**Your goal**
Please output the lines shown below exactly as they appear.

**Recorded information**
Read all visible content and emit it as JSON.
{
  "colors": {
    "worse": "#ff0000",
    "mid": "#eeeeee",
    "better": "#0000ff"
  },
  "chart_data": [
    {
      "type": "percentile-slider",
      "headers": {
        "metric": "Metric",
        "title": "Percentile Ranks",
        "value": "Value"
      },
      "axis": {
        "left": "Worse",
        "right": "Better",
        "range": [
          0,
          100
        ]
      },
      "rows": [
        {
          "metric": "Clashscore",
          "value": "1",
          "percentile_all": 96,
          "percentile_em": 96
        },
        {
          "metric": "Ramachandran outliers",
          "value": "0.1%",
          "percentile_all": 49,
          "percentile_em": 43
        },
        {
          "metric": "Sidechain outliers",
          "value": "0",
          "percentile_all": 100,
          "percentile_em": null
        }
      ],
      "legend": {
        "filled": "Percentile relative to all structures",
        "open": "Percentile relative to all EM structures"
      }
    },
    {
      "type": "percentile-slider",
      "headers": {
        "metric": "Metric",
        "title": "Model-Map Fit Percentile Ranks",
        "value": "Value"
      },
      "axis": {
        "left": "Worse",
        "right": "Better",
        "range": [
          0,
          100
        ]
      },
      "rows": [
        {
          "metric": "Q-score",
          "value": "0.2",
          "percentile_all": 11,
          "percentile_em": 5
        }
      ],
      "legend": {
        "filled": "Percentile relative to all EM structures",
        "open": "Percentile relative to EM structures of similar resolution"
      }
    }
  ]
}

**Answer to this exercise**
Read all visible content and emit it as JSON.
{
  "colors": {
    "worse": "#ff0000",
    "mid": "#eeeeee",
    "better": "#0000ff"
  },
  "chart_data": [
    {
      "type": "percentile-slider",
      "headers": {
        "metric": "Metric",
        "title": "Percentile Ranks",
        "value": "Value"
      },
      "axis": {
        "left": "Worse",
        "right": "Better",
        "range": [
          0,
          100
        ]
      },
      "rows": [
        {
          "metric": "Clashscore",
          "value": "1",
          "percentile_all": 96,
          "percentile_em": 96
        },
        {
          "metric": "Ramachandran outliers",
          "value": "0.1%",
          "percentile_all": 49,
          "percentile_em": 43
        },
        {
          "metric": "Sidechain outliers",
          "value": "0",
          "percentile_all": 100,
          "percentile_em": null
        }
      ],
      "legend": {
        "filled": "Percentile relative to all structures",
        "open": "Percentile relative to all EM structures"
      }
    },
    {
      "type": "percentile-slider",
      "headers": {
        "metric": "Metric",
        "title": "Model-Map Fit Percentile Ranks",
        "value": "Value"
      },
      "axis": {
        "left": "Worse",
        "right": "Better",
        "range": [
          0,
          100
        ]
      },
      "rows": [
        {
          "metric": "Q-score",
          "value": "0.2",
          "percentile_all": 11,
          "percentile_em": 5
        }
      ],
      "legend": {
        "filled": "Percentile relative to all EM structures",
        "open": "Percentile relative to EM structures of similar resolution"
      }
    }
  ]
}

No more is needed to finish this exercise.